* [JOB] Give the material once more, word for word, without any images.

* [RECORDS FOR THIS EXERCISE]
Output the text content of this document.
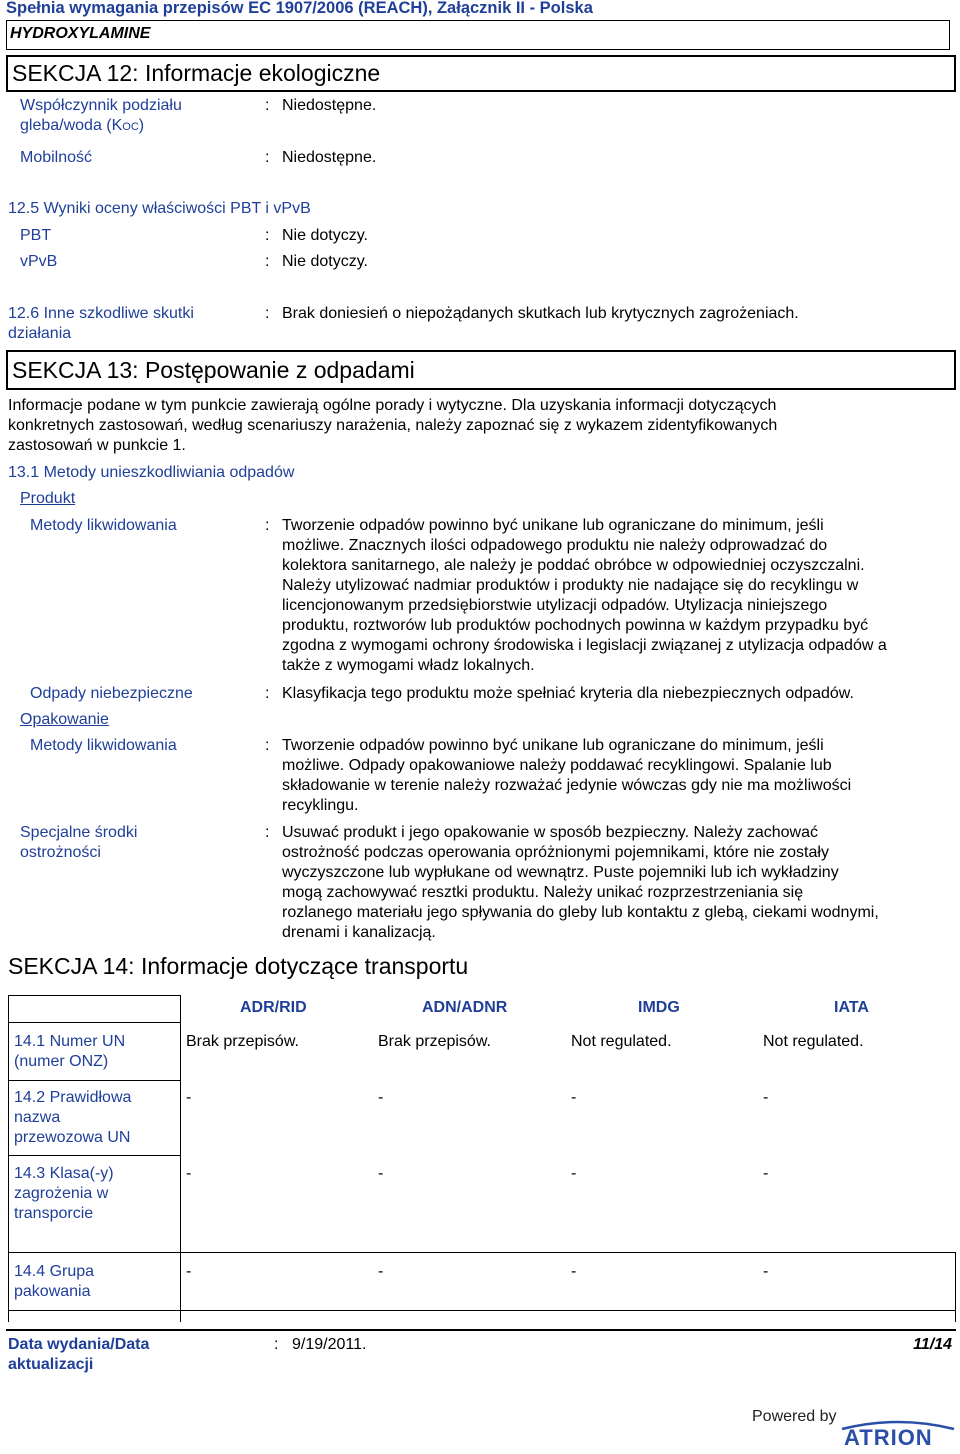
Spełnia wymagania przepisów EC 1907/2006 (REACH), Załącznik II - Polska
HYDROXYLAMINE
SEKCJA 12: Informacje ekologiczne
Współczynnik podziału
gleba/woda (KOC)
: Niedostępne.
Mobilność	: Niedostępne.
12.5 Wyniki oceny właściwości PBT i vPvB
PBT	: Nie dotyczy.
vPvB	: Nie dotyczy.
12.6 Inne szkodliwe skutki
działania
: Brak doniesień o niepożądanych skutkach lub krytycznych zagrożeniach.
SEKCJA 13: Postępowanie z odpadami
Informacje podane w tym punkcie zawierają ogólne porady i wytyczne. Dla uzyskania informacji dotyczących
konkretnych zastosowań, według scenariuszy narażenia, należy zapoznać się z wykazem zidentyfikowanych
zastosowań w punkcie 1.
13.1 Metody unieszkodliwiania odpadów
Produkt
Metody likwidowania	: Tworzenie odpadów powinno być unikane lub ograniczane do minimum, jeśli
możliwe. Znacznych ilości odpadowego produktu nie należy odprowadzać do
kolektora sanitarnego, ale należy je poddać obróbce w odpowiedniej oczyszczalni.
Należy utylizować nadmiar produktów i produkty nie nadające się do recyklingu w
licencjonowanym przedsiębiorstwie utylizacji odpadów. Utylizacja niniejszego
produktu, roztworów lub produktów pochodnych powinna w każdym przypadku być
zgodna z wymogami ochrony środowiska i legislacji związanej z utylizacja odpadów a
także z wymogami władz lokalnych.
Odpady niebezpieczne	: Klasyfikacja tego produktu może spełniać kryteria dla niebezpiecznych odpadów.
Opakowanie
Metody likwidowania	: Tworzenie odpadów powinno być unikane lub ograniczane do minimum, jeśli
możliwe. Odpady opakowaniowe należy poddawać recyklingowi. Spalanie lub
składowanie w terenie należy rozważać jedynie wówczas gdy nie ma możliwości
recyklingu.
Specjalne środki
ostrożności
: Usuwać produkt i jego opakowanie w sposób bezpieczny. Należy zachować
ostrożność podczas operowania opróżnionymi pojemnikami, które nie zostały
wyczyszczone lub wypłukane od wewnątrz. Puste pojemniki lub ich wykładziny
mogą zachowywać resztki produktu. Należy unikać rozprzestrzeniania się
rozlanego materiału jego spływania do gleby lub kontaktu z glebą, ciekami wodnymi,
drenami i kanalizacją.
SEKCJA 14: Informacje dotyczące transportu
ADR/RID	ADN/ADNR	IMDG	IATA
14.1 Numer UN
(numer ONZ)
Brak przepisów.	Brak przepisów.	Not regulated.	Not regulated.
14.2 Prawidłowa
nazwa
przewozowa UN
-	-	-	-
14.3 Klasa(-y)
zagrożenia w
transporcie
-	-	-	-
14.4 Grupa
pakowania
-	-	-	-
Data wydania/Data
aktualizacji
: 9/19/2011.	11/14
Powered by
ATRION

* [EXERCISE OUTPUT]
Output the text content of this document.
Spełnia wymagania przepisów EC 1907/2006 (REACH), Załącznik II - Polska
HYDROXYLAMINE
SEKCJA 12: Informacje ekologiczne
Współczynnik podziału
gleba/woda (KOC)
: Niedostępne.
Mobilność	: Niedostępne.
12.5 Wyniki oceny właściwości PBT i vPvB
PBT	: Nie dotyczy.
vPvB	: Nie dotyczy.
12.6 Inne szkodliwe skutki
działania
: Brak doniesień o niepożądanych skutkach lub krytycznych zagrożeniach.
SEKCJA 13: Postępowanie z odpadami
Informacje podane w tym punkcie zawierają ogólne porady i wytyczne. Dla uzyskania informacji dotyczących
konkretnych zastosowań, według scenariuszy narażenia, należy zapoznać się z wykazem zidentyfikowanych
zastosowań w punkcie 1.
13.1 Metody unieszkodliwiania odpadów
Produkt
Metody likwidowania	: Tworzenie odpadów powinno być unikane lub ograniczane do minimum, jeśli
możliwe. Znacznych ilości odpadowego produktu nie należy odprowadzać do
kolektora sanitarnego, ale należy je poddać obróbce w odpowiedniej oczyszczalni.
Należy utylizować nadmiar produktów i produkty nie nadające się do recyklingu w
licencjonowanym przedsiębiorstwie utylizacji odpadów. Utylizacja niniejszego
produktu, roztworów lub produktów pochodnych powinna w każdym przypadku być
zgodna z wymogami ochrony środowiska i legislacji związanej z utylizacja odpadów a
także z wymogami władz lokalnych.
Odpady niebezpieczne	: Klasyfikacja tego produktu może spełniać kryteria dla niebezpiecznych odpadów.
Opakowanie
Metody likwidowania	: Tworzenie odpadów powinno być unikane lub ograniczane do minimum, jeśli
możliwe. Odpady opakowaniowe należy poddawać recyklingowi. Spalanie lub
składowanie w terenie należy rozważać jedynie wówczas gdy nie ma możliwości
recyklingu.
Specjalne środki
ostrożności
: Usuwać produkt i jego opakowanie w sposób bezpieczny. Należy zachować
ostrożność podczas operowania opróżnionymi pojemnikami, które nie zostały
wyczyszczone lub wypłukane od wewnątrz. Puste pojemniki lub ich wykładziny
mogą zachowywać resztki produktu. Należy unikać rozprzestrzeniania się
rozlanego materiału jego spływania do gleby lub kontaktu z glebą, ciekami wodnymi,
drenami i kanalizacją.
SEKCJA 14: Informacje dotyczące transportu
ADR/RID	ADN/ADNR	IMDG	IATA
14.1 Numer UN
(numer ONZ)
Brak przepisów.	Brak przepisów.	Not regulated.	Not regulated.
14.2 Prawidłowa
nazwa
przewozowa UN
-	-	-	-
14.3 Klasa(-y)
zagrożenia w
transporcie
-	-	-	-
14.4 Grupa
pakowania
-	-	-	-
Data wydania/Data
aktualizacji
: 9/19/2011.	11/14
Powered by
ATRION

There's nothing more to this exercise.